> **Written exercise**: Copy every line of the material below word for word, leaving out the pictures.
┏━━
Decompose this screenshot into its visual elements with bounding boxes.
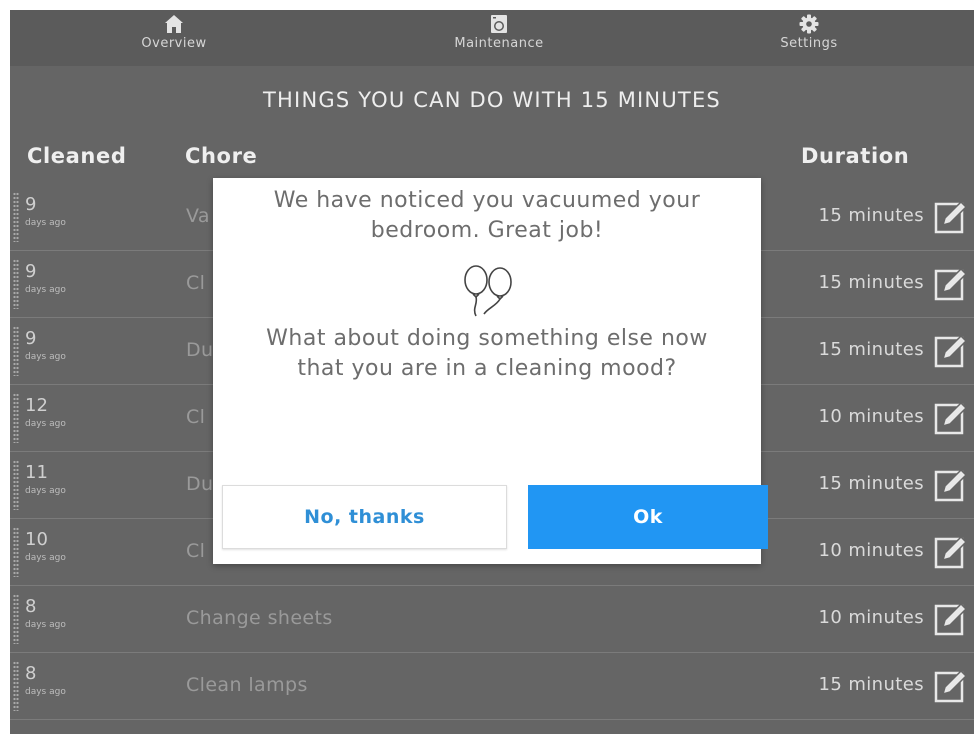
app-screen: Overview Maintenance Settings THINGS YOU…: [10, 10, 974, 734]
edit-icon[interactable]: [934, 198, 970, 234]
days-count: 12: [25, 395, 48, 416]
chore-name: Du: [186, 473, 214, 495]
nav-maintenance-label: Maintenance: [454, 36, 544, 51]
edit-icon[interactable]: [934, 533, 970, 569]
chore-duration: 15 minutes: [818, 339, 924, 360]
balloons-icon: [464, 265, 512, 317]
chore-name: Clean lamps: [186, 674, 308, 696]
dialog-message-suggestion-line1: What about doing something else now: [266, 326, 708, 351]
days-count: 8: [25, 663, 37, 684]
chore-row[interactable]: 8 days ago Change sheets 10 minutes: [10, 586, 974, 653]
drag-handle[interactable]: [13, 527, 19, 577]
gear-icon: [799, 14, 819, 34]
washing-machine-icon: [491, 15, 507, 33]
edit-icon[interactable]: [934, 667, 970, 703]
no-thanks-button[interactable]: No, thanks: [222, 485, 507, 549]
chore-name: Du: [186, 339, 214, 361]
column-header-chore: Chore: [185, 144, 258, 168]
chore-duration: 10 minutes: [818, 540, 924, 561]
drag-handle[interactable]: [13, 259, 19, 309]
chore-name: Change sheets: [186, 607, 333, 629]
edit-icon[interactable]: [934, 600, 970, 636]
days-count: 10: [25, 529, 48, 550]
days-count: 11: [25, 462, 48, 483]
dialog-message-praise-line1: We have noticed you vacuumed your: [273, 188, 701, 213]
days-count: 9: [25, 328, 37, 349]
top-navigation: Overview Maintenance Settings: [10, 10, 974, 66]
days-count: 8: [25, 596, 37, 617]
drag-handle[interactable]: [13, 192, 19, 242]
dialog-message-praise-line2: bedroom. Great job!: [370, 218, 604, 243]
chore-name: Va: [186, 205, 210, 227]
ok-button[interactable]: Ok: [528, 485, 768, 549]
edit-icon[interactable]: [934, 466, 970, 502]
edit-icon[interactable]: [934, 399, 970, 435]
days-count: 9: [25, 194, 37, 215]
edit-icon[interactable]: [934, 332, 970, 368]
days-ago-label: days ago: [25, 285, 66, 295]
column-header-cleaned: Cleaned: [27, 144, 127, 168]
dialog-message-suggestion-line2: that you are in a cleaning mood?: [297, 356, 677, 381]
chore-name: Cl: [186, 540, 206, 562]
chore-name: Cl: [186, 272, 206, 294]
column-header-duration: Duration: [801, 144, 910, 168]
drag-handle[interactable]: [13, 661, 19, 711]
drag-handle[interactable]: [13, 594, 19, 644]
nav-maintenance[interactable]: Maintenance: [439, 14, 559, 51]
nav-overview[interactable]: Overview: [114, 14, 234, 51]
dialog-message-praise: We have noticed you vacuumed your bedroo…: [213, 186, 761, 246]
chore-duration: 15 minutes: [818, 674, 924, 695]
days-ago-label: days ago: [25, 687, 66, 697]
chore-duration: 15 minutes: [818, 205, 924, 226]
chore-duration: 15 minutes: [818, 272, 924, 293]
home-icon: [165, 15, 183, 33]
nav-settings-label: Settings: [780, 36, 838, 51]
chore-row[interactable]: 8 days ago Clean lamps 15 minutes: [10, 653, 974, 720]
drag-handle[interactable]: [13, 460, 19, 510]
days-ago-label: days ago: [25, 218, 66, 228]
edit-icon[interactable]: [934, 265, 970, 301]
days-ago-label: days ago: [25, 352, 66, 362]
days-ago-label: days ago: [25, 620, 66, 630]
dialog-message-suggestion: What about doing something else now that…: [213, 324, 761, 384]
┗━━
> **Task response**:
Decompose this screenshot into its visual elements with bounding boxes.
app-screen: Overview Maintenance Settings THINGS YOU…: [10, 10, 974, 734]
edit-icon[interactable]: [934, 198, 970, 234]
days-count: 12: [25, 395, 48, 416]
chore-name: Du: [186, 473, 214, 495]
nav-maintenance-label: Maintenance: [454, 36, 544, 51]
edit-icon[interactable]: [934, 533, 970, 569]
chore-duration: 15 minutes: [818, 339, 924, 360]
balloons-icon: [464, 265, 512, 317]
chore-name: Clean lamps: [186, 674, 308, 696]
dialog-message-suggestion-line1: What about doing something else now: [266, 326, 708, 351]
days-count: 8: [25, 663, 37, 684]
chore-row[interactable]: 8 days ago Change sheets 10 minutes: [10, 586, 974, 653]
drag-handle[interactable]: [13, 527, 19, 577]
gear-icon: [799, 14, 819, 34]
washing-machine-icon: [491, 15, 507, 33]
edit-icon[interactable]: [934, 667, 970, 703]
no-thanks-button[interactable]: No, thanks: [222, 485, 507, 549]
chore-name: Du: [186, 339, 214, 361]
column-header-chore: Chore: [185, 144, 258, 168]
chore-duration: 10 minutes: [818, 540, 924, 561]
drag-handle[interactable]: [13, 259, 19, 309]
chore-name: Change sheets: [186, 607, 333, 629]
edit-icon[interactable]: [934, 600, 970, 636]
days-count: 10: [25, 529, 48, 550]
days-count: 11: [25, 462, 48, 483]
dialog-message-praise-line1: We have noticed you vacuumed your: [273, 188, 701, 213]
days-count: 9: [25, 328, 37, 349]
top-navigation: Overview Maintenance Settings: [10, 10, 974, 66]
days-count: 8: [25, 596, 37, 617]
drag-handle[interactable]: [13, 192, 19, 242]
dialog-message-praise-line2: bedroom. Great job!: [370, 218, 604, 243]
chore-name: Va: [186, 205, 210, 227]
ok-button[interactable]: Ok: [528, 485, 768, 549]
edit-icon[interactable]: [934, 466, 970, 502]
edit-icon[interactable]: [934, 399, 970, 435]
days-count: 9: [25, 194, 37, 215]
edit-icon[interactable]: [934, 332, 970, 368]
days-ago-label: days ago: [25, 285, 66, 295]
column-header-cleaned: Cleaned: [27, 144, 127, 168]
dialog-message-suggestion-line2: that you are in a cleaning mood?: [297, 356, 677, 381]
chore-name: Cl: [186, 540, 206, 562]
chore-name: Cl: [186, 272, 206, 294]
column-header-duration: Duration: [801, 144, 910, 168]
drag-handle[interactable]: [13, 661, 19, 711]
drag-handle[interactable]: [13, 594, 19, 644]
nav-maintenance[interactable]: Maintenance: [439, 14, 559, 51]
nav-overview[interactable]: Overview: [114, 14, 234, 51]
dialog-message-praise: We have noticed you vacuumed your bedroo…: [213, 186, 761, 246]
chore-duration: 15 minutes: [818, 674, 924, 695]
days-ago-label: days ago: [25, 687, 66, 697]
chore-duration: 15 minutes: [818, 205, 924, 226]
chore-duration: 15 minutes: [818, 272, 924, 293]
home-icon: [165, 15, 183, 33]
nav-settings-label: Settings: [780, 36, 838, 51]
chore-row[interactable]: 8 days ago Clean lamps 15 minutes: [10, 653, 974, 720]
drag-handle[interactable]: [13, 460, 19, 510]
days-ago-label: days ago: [25, 218, 66, 228]
edit-icon[interactable]: [934, 265, 970, 301]
days-ago-label: days ago: [25, 352, 66, 362]
days-ago-label: days ago: [25, 620, 66, 630]
dialog-message-suggestion: What about doing something else now that…: [213, 324, 761, 384]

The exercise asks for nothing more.